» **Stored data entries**
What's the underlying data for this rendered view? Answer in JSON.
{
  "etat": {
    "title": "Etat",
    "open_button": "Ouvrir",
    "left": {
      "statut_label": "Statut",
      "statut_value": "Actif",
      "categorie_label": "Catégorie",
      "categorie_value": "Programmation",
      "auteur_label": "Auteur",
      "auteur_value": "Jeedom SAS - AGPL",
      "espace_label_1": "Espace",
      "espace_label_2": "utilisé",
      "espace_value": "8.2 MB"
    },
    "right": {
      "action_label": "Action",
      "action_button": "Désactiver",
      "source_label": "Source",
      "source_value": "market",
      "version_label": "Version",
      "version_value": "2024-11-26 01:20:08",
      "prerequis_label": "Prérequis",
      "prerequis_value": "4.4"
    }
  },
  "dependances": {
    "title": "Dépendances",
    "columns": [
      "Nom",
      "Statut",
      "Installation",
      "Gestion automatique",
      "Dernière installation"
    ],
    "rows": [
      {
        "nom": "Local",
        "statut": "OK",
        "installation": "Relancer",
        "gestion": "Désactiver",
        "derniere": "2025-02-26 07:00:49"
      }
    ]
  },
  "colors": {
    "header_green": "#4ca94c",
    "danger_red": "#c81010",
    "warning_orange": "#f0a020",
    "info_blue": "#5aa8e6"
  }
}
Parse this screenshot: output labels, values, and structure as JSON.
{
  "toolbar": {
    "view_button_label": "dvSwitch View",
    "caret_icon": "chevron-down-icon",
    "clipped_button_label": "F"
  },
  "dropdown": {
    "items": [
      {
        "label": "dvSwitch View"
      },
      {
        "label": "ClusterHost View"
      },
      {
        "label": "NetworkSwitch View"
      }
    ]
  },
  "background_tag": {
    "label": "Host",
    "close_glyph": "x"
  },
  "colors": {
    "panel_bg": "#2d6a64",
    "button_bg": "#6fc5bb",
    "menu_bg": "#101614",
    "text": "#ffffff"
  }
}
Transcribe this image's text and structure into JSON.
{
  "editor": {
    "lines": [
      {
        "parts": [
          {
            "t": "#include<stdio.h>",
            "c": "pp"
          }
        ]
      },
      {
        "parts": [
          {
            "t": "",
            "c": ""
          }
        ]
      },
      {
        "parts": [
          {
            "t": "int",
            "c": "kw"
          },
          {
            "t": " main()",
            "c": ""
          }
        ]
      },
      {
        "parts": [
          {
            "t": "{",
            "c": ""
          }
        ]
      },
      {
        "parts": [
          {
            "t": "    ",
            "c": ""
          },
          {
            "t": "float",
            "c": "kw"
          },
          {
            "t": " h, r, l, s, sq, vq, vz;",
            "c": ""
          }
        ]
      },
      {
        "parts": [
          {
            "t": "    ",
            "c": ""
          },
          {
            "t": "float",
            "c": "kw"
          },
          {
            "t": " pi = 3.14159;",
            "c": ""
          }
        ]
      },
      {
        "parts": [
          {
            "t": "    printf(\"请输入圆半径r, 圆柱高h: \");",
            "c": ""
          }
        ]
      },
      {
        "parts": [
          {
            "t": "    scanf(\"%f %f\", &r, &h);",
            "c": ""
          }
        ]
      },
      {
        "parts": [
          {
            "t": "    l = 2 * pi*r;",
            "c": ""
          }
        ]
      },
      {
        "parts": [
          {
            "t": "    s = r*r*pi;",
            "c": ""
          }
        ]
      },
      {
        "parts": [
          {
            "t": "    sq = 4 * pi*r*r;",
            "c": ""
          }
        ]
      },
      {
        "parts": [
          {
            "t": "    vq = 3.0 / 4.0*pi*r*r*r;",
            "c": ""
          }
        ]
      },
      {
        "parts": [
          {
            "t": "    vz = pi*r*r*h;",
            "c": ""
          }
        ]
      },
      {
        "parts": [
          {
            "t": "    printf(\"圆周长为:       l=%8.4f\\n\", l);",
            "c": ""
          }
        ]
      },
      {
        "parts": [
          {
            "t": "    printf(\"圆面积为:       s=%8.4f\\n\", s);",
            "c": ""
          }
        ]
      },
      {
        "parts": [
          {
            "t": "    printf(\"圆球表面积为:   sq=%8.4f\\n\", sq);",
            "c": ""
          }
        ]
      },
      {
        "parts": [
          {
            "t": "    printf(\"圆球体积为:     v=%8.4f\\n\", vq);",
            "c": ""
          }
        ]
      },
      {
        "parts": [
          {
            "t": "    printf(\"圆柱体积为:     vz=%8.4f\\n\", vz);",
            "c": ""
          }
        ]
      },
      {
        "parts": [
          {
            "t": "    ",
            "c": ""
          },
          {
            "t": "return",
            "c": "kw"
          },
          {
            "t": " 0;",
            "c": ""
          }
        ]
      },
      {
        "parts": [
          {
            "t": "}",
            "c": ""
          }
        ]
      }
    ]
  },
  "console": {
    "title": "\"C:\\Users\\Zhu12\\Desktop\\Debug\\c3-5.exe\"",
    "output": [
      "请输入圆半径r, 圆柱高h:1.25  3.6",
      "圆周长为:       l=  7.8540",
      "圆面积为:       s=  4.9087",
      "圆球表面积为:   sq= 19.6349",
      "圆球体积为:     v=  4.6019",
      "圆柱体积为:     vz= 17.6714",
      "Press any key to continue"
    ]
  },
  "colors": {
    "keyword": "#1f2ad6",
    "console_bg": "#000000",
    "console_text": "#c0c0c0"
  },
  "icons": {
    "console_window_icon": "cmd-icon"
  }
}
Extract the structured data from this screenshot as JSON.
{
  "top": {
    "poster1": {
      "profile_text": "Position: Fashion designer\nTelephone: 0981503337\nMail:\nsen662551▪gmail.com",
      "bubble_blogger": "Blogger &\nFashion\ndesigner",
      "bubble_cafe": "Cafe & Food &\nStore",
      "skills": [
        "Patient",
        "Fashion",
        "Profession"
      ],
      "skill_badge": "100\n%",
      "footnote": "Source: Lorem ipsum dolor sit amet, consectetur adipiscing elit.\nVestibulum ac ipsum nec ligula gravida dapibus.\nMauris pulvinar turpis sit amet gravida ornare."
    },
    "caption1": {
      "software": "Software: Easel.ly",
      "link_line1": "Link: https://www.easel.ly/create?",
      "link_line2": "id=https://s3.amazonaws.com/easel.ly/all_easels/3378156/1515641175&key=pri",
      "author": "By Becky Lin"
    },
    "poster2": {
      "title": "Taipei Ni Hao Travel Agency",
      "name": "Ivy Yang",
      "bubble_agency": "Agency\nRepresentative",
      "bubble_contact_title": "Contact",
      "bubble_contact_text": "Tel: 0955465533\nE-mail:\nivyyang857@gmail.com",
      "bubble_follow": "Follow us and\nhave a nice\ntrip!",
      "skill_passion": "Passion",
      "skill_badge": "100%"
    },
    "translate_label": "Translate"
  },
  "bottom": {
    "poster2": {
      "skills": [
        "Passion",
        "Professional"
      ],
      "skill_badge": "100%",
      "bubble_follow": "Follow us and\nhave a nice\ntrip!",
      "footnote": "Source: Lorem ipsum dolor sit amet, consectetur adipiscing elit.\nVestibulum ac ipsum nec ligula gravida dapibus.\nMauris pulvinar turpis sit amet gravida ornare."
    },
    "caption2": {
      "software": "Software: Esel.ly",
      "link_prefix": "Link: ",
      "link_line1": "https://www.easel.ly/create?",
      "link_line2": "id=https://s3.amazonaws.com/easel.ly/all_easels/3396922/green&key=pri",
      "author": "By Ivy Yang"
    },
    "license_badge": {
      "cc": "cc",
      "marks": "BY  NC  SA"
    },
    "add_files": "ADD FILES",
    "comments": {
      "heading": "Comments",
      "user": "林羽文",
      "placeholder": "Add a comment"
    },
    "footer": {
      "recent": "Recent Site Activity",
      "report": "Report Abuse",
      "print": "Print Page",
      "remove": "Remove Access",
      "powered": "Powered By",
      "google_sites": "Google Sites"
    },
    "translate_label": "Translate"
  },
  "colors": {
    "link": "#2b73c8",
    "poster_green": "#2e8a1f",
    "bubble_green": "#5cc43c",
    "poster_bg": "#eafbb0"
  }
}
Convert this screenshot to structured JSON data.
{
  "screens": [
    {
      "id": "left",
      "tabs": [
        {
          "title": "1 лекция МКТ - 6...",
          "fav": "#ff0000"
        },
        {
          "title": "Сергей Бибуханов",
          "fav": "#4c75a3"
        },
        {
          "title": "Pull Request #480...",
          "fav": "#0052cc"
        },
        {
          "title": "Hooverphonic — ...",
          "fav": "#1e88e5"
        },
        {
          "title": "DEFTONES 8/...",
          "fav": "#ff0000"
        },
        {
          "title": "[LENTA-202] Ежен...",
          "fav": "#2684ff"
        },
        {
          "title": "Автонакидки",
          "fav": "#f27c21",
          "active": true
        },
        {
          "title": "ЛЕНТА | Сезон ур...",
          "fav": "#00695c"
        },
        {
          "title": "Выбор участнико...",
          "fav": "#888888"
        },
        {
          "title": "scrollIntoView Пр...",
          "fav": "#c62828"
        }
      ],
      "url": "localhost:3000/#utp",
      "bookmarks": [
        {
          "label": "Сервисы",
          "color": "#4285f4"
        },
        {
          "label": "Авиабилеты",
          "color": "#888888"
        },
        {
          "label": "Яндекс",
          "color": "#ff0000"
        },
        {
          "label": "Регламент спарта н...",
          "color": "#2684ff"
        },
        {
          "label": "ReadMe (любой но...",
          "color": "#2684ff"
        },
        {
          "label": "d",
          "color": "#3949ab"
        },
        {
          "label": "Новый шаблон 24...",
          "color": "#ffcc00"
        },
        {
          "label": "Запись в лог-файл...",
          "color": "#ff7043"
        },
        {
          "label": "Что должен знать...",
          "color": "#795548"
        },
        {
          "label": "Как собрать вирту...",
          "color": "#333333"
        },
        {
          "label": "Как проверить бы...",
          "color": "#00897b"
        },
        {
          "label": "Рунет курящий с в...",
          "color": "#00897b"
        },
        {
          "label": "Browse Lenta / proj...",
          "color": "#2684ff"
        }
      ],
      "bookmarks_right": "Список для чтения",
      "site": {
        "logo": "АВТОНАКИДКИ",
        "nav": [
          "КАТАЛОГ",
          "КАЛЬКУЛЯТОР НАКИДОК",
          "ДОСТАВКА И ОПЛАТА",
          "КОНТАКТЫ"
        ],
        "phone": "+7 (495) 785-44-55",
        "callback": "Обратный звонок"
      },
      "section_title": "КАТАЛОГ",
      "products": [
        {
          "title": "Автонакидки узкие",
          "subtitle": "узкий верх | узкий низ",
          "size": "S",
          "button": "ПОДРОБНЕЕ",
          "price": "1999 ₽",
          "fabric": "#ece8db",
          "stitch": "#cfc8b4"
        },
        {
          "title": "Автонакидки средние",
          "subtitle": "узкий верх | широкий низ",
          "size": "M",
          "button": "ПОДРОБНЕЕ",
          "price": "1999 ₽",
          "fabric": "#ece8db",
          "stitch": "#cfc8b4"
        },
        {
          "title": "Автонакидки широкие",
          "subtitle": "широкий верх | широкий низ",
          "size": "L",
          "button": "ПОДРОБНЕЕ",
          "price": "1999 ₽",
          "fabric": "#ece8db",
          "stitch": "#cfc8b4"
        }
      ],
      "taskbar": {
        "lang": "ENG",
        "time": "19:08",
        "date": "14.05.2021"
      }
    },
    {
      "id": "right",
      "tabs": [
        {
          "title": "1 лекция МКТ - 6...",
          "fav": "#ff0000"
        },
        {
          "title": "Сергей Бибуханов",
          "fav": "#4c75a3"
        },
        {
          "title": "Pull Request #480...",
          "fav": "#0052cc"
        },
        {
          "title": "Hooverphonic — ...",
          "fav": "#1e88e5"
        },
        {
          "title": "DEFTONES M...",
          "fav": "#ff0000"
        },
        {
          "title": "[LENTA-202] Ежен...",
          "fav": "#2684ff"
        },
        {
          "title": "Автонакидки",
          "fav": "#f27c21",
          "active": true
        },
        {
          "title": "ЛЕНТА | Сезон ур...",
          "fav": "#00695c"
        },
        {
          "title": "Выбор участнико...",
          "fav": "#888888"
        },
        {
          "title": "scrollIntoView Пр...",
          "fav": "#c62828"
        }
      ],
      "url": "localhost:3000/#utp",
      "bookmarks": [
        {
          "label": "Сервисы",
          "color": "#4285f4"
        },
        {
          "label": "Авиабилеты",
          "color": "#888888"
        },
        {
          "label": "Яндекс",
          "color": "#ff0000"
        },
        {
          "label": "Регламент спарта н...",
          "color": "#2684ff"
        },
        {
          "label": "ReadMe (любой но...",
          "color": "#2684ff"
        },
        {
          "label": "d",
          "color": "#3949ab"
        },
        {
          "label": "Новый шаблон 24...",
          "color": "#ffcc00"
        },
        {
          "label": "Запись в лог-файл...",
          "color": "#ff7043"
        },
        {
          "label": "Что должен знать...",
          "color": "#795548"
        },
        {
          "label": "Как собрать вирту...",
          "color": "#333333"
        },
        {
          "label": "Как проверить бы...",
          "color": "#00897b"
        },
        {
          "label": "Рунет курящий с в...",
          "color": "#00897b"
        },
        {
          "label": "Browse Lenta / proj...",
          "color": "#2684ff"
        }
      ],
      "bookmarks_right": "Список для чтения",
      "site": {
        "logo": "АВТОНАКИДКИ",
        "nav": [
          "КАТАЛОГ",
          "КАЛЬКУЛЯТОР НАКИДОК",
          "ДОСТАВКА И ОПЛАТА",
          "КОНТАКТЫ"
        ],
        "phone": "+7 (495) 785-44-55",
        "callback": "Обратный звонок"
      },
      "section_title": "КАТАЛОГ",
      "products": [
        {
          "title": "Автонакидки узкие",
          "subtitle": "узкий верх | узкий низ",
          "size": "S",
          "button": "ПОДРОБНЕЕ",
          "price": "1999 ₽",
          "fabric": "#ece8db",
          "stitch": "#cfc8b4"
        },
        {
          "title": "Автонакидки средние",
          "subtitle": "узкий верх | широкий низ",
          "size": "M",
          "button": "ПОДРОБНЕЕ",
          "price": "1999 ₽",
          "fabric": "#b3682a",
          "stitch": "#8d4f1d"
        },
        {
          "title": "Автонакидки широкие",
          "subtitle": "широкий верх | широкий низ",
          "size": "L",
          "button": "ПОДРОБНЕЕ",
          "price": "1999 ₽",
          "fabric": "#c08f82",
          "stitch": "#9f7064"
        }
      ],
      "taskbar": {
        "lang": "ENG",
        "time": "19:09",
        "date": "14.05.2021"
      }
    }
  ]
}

» **Problem to work on**
Select every line where the word "author" occurs.

» **Correct response**
      "author": "By Becky Lin"
      "author": "By Ivy Yang"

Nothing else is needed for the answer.